EXERCISE TASK. In the records below, find the line containing "Type out the text in this image.", then extract that line and all subsequent lines exactly, leaving out everything else.
[start THE INPUT]
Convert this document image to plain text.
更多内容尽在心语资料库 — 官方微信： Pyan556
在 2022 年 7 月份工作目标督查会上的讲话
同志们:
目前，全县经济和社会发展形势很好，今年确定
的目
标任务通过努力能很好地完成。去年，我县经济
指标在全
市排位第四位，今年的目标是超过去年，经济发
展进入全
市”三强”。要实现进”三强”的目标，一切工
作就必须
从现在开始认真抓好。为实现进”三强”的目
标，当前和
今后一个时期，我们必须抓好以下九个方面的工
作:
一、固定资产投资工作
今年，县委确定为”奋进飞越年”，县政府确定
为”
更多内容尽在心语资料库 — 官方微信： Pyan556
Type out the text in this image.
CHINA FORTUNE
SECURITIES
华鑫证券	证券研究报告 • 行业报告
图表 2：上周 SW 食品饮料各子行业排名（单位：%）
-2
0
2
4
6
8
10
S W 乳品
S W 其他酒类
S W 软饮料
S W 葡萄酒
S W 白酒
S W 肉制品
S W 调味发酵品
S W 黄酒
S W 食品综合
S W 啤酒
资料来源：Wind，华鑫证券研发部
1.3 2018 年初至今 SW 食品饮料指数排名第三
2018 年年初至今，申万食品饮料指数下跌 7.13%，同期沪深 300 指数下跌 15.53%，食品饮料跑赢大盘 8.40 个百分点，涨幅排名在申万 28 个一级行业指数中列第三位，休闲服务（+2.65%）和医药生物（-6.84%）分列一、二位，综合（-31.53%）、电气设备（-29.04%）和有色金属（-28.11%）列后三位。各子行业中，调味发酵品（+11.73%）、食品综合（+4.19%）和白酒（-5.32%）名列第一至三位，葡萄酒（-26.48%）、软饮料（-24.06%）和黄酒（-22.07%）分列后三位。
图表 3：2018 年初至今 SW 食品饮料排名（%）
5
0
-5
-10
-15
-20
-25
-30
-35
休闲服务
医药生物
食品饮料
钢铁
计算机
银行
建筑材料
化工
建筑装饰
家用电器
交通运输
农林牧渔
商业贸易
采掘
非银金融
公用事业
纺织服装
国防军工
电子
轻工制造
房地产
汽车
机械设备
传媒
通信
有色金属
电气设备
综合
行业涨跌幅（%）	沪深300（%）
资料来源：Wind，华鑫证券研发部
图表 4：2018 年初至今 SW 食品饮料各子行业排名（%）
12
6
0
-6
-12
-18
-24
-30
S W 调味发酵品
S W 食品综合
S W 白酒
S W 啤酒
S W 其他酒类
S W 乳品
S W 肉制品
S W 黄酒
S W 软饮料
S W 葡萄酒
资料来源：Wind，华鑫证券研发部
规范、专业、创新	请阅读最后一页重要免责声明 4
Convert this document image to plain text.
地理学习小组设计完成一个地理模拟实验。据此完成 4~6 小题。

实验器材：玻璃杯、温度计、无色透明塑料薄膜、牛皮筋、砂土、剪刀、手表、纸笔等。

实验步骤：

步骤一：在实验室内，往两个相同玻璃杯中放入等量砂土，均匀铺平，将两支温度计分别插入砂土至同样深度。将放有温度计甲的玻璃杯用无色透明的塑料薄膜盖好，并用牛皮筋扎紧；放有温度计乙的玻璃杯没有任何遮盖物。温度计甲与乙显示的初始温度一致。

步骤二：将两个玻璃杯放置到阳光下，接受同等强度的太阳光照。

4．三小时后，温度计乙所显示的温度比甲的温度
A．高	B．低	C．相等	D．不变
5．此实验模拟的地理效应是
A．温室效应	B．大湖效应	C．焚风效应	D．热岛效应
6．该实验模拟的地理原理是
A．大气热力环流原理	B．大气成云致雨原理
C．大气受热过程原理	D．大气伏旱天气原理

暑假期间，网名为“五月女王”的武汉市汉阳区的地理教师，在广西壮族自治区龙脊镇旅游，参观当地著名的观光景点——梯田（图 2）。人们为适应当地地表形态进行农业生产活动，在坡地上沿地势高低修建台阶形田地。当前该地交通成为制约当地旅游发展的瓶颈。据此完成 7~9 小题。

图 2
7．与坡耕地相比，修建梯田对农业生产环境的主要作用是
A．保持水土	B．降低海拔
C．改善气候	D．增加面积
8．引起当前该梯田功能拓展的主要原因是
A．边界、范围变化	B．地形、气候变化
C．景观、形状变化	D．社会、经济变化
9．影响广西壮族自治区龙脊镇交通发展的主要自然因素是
[end THE INPUT]
EXERCISE ANSWER.
Type out the text in this image.
CHINA FORTUNE
SECURITIES
华鑫证券	证券研究报告 • 行业报告
图表 2：上周 SW 食品饮料各子行业排名（单位：%）
-2
0
2
4
6
8
10
S W 乳品
S W 其他酒类
S W 软饮料
S W 葡萄酒
S W 白酒
S W 肉制品
S W 调味发酵品
S W 黄酒
S W 食品综合
S W 啤酒
资料来源：Wind，华鑫证券研发部
1.3 2018 年初至今 SW 食品饮料指数排名第三
2018 年年初至今，申万食品饮料指数下跌 7.13%，同期沪深 300 指数下跌 15.53%，食品饮料跑赢大盘 8.40 个百分点，涨幅排名在申万 28 个一级行业指数中列第三位，休闲服务（+2.65%）和医药生物（-6.84%）分列一、二位，综合（-31.53%）、电气设备（-29.04%）和有色金属（-28.11%）列后三位。各子行业中，调味发酵品（+11.73%）、食品综合（+4.19%）和白酒（-5.32%）名列第一至三位，葡萄酒（-26.48%）、软饮料（-24.06%）和黄酒（-22.07%）分列后三位。
图表 3：2018 年初至今 SW 食品饮料排名（%）
5
0
-5
-10
-15
-20
-25
-30
-35
休闲服务
医药生物
食品饮料
钢铁
计算机
银行
建筑材料
化工
建筑装饰
家用电器
交通运输
农林牧渔
商业贸易
采掘
非银金融
公用事业
纺织服装
国防军工
电子
轻工制造
房地产
汽车
机械设备
传媒
通信
有色金属
电气设备
综合
行业涨跌幅（%）	沪深300（%）
资料来源：Wind，华鑫证券研发部
图表 4：2018 年初至今 SW 食品饮料各子行业排名（%）
12
6
0
-6
-12
-18
-24
-30
S W 调味发酵品
S W 食品综合
S W 白酒
S W 啤酒
S W 其他酒类
S W 乳品
S W 肉制品
S W 黄酒
S W 软饮料
S W 葡萄酒
资料来源：Wind，华鑫证券研发部
规范、专业、创新	请阅读最后一页重要免责声明 4
Convert this document image to plain text.
地理学习小组设计完成一个地理模拟实验。据此完成 4~6 小题。

实验器材：玻璃杯、温度计、无色透明塑料薄膜、牛皮筋、砂土、剪刀、手表、纸笔等。

实验步骤：

步骤一：在实验室内，往两个相同玻璃杯中放入等量砂土，均匀铺平，将两支温度计分别插入砂土至同样深度。将放有温度计甲的玻璃杯用无色透明的塑料薄膜盖好，并用牛皮筋扎紧；放有温度计乙的玻璃杯没有任何遮盖物。温度计甲与乙显示的初始温度一致。

步骤二：将两个玻璃杯放置到阳光下，接受同等强度的太阳光照。

4．三小时后，温度计乙所显示的温度比甲的温度
A．高	B．低	C．相等	D．不变
5．此实验模拟的地理效应是
A．温室效应	B．大湖效应	C．焚风效应	D．热岛效应
6．该实验模拟的地理原理是
A．大气热力环流原理	B．大气成云致雨原理
C．大气受热过程原理	D．大气伏旱天气原理

暑假期间，网名为“五月女王”的武汉市汉阳区的地理教师，在广西壮族自治区龙脊镇旅游，参观当地著名的观光景点——梯田（图 2）。人们为适应当地地表形态进行农业生产活动，在坡地上沿地势高低修建台阶形田地。当前该地交通成为制约当地旅游发展的瓶颈。据此完成 7~9 小题。

图 2
7．与坡耕地相比，修建梯田对农业生产环境的主要作用是
A．保持水土	B．降低海拔
C．改善气候	D．增加面积
8．引起当前该梯田功能拓展的主要原因是
A．边界、范围变化	B．地形、气候变化
C．景观、形状变化	D．社会、经济变化
9．影响广西壮族自治区龙脊镇交通发展的主要自然因素是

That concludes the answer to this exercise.